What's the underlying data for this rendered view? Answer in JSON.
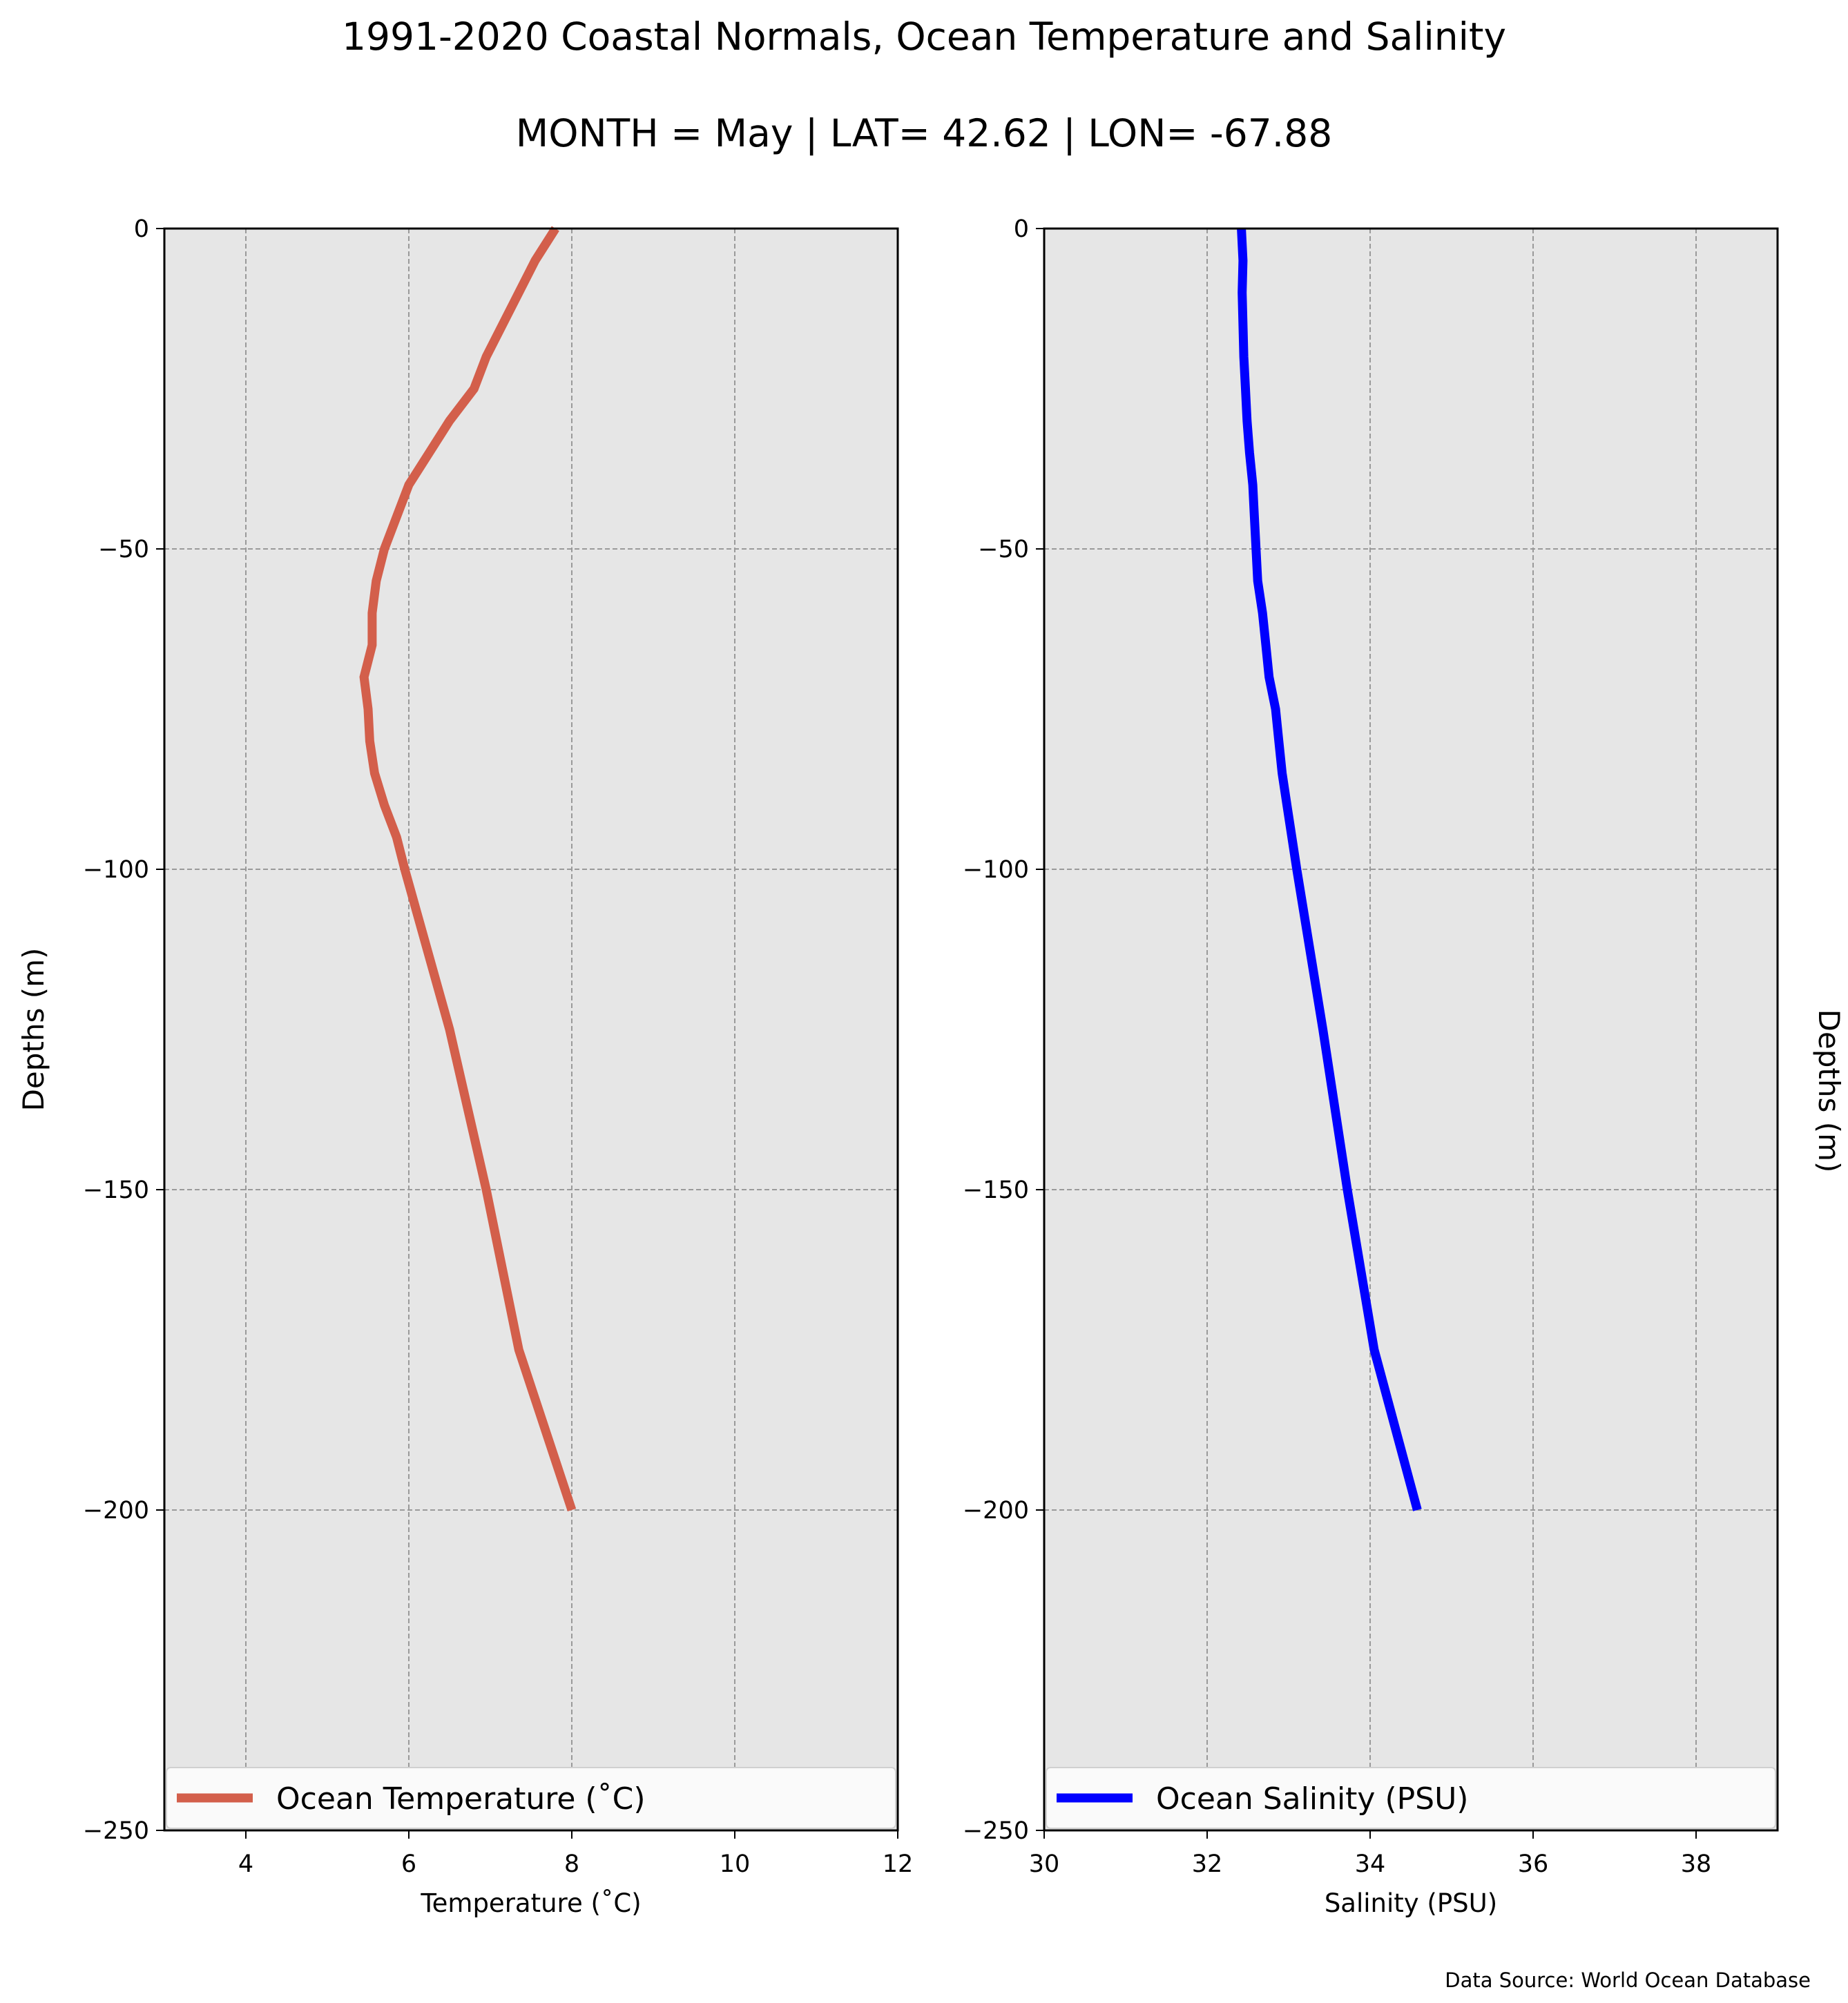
{
  "figure": {
    "title": "1991-2020 Coastal Normals, Ocean Temperature and Salinity",
    "subtitle": "MONTH = May | LAT= 42.62 | LON= -67.88",
    "source_note": "Data Source: World Ocean Database"
  },
  "chart_data": [
    {
      "type": "line",
      "xlabel": "Temperature ($^\\circ$C)",
      "xlabel_display": "Temperature (˚C)",
      "ylabel": "Depths (m)",
      "xlim": [
        3,
        12
      ],
      "ylim": [
        -250,
        0
      ],
      "xticks": [
        4,
        6,
        8,
        10,
        12
      ],
      "yticks": [
        0,
        -50,
        -100,
        -150,
        -200,
        -250
      ],
      "grid": true,
      "legend_position": "bottom",
      "series": [
        {
          "name": "Ocean Temperature (˚C)",
          "color": "#d35f4b",
          "points": [
            [
              7.8,
              0
            ],
            [
              7.55,
              -5
            ],
            [
              7.35,
              -10
            ],
            [
              7.15,
              -15
            ],
            [
              6.95,
              -20
            ],
            [
              6.8,
              -25
            ],
            [
              6.5,
              -30
            ],
            [
              6.25,
              -35
            ],
            [
              6.0,
              -40
            ],
            [
              5.85,
              -45
            ],
            [
              5.7,
              -50
            ],
            [
              5.6,
              -55
            ],
            [
              5.55,
              -60
            ],
            [
              5.55,
              -65
            ],
            [
              5.45,
              -70
            ],
            [
              5.5,
              -75
            ],
            [
              5.52,
              -80
            ],
            [
              5.58,
              -85
            ],
            [
              5.7,
              -90
            ],
            [
              5.85,
              -95
            ],
            [
              5.95,
              -100
            ],
            [
              6.5,
              -125
            ],
            [
              6.95,
              -150
            ],
            [
              7.35,
              -175
            ],
            [
              8.0,
              -200
            ]
          ]
        }
      ]
    },
    {
      "type": "line",
      "xlabel": "Salinity (PSU)",
      "ylabel": "Depths (m)",
      "xlim": [
        30,
        39
      ],
      "ylim": [
        -250,
        0
      ],
      "xticks": [
        30,
        32,
        34,
        36,
        38
      ],
      "yticks": [
        0,
        -50,
        -100,
        -150,
        -200,
        -250
      ],
      "grid": true,
      "legend_position": "bottom",
      "series": [
        {
          "name": "Ocean Salinity (PSU)",
          "color": "#0000ff",
          "points": [
            [
              32.42,
              0
            ],
            [
              32.44,
              -5
            ],
            [
              32.43,
              -10
            ],
            [
              32.44,
              -15
            ],
            [
              32.45,
              -20
            ],
            [
              32.47,
              -25
            ],
            [
              32.49,
              -30
            ],
            [
              32.52,
              -35
            ],
            [
              32.56,
              -40
            ],
            [
              32.58,
              -45
            ],
            [
              32.6,
              -50
            ],
            [
              32.62,
              -55
            ],
            [
              32.68,
              -60
            ],
            [
              32.72,
              -65
            ],
            [
              32.76,
              -70
            ],
            [
              32.84,
              -75
            ],
            [
              32.88,
              -80
            ],
            [
              32.92,
              -85
            ],
            [
              32.98,
              -90
            ],
            [
              33.04,
              -95
            ],
            [
              33.1,
              -100
            ],
            [
              33.42,
              -125
            ],
            [
              33.72,
              -150
            ],
            [
              34.05,
              -175
            ],
            [
              34.58,
              -200
            ]
          ]
        }
      ]
    }
  ]
}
━━━━
### Task goal
Look through the data and gather every line with the string "Ocean" in it.

### Correct answer
    "title": "1991-2020 Coastal Normals, Ocean Temperature and Salinity",
    "source_note": "Data Source: World Ocean Database"
          "name": "Ocean Temperature (˚C)",
          "name": "Ocean Salinity (PSU)",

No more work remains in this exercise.